必做任务:
1) 关于丹麦人职业期许的短文提到，乐高公司换掉了什么之后，内部发生了一场骚乱？
2) 接着关于丹麦人职业期许的短文最后一句往下续写。

给定短文:

+--

丹麦人对职业生涯抱有很高的期许。“我们知道自己的工作岗位十分稳固,政府为我们提供了一张安全网,”在一家丹麦大公司任中层管理人员的女士偷偷告诉我,“所以如果我在工作中感到不开心,我会想‘我的老板会怎么做’?我们意识到,跟欧洲其他国家相比我们的待遇相当不错。但是如果我们觉得还不够完美呢?呃,我们会认为是哪里出了问题。我知道有些人因此而辞职。”大多数丹麦人希望能够享受工作,这十分符合“arbejdsglæde(快乐工作)”理念。对许多人而言,工作不仅是为了赚钱,他们期望更多,因而会变得有些极端。乐高公司的一个“线人”告诉我,就在这家玩具制造商更换了咖啡供应商后公司内部发生了一场骚乱。

+--

材料摘录:

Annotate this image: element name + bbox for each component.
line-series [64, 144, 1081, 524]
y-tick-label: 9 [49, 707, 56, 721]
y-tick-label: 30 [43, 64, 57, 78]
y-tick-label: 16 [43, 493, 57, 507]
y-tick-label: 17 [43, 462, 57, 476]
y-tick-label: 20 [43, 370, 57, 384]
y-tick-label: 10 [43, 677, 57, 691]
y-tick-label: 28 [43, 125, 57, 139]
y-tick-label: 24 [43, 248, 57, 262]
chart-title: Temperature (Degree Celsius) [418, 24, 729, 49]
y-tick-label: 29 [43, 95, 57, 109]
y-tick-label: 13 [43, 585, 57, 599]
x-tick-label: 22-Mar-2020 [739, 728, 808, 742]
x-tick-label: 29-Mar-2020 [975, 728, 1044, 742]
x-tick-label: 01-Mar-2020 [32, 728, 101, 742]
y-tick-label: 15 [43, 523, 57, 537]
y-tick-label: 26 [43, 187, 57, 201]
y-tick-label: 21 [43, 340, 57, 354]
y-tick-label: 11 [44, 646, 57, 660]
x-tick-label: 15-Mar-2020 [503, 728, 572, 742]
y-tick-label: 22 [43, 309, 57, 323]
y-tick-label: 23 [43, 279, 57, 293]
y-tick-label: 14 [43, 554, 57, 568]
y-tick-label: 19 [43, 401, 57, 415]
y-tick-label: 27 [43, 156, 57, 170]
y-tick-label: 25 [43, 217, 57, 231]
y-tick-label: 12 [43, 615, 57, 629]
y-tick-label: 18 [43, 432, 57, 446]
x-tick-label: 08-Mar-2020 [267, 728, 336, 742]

+--

依次作答:
1) 咖啡供应商。

2)
“内部留言板乱七八糟。”我的秘密线人说。“决定更换咖啡供应商的那个人被下了套,大家全都疯了!公司里有一种由来已久的特权文化,只要对工作稍感不满,大家就会情绪低落——或者说至少认为自己情绪低落。”
还有一种理论认为,“压力”近年来声名鹊起,丹麦人比之前更加频繁地被问及这一话题,因此倾向于产生“是的,我有压力”的心理。丹麦就业环境研究中心的研究员近来表示担忧,他说过度强调压力会引导受访对象得出压力过大的结论,即便事实并非如此,有些丹麦人甚至为此开始休“压力假”作为“预防”措施。
职场幸福权威亚历山大还有一种推测:“我认为丹麦的压力并不比其他国家大,只不过这里的民众得到了很好的关照。”他说。对那些被诊断为压力过大的雇员,当地政府会为其提供一年的带薪休假,然后才会建议其压缩工作时间并提供就业咨询。“在美国或者英国,企业希望你们能坚持下去,而在丹麦,如果你认为自己压力过大,你的雇主和医生会认真倾听你的心声——并竭尽所能地提供帮助。”
“那么,你的意思是丹麦人都有点心软?”我暗示他。
“我们富有同情心,”亚历山大纠正了我,“我们帮助人们恢复健康,好让他们的工作更加高效。”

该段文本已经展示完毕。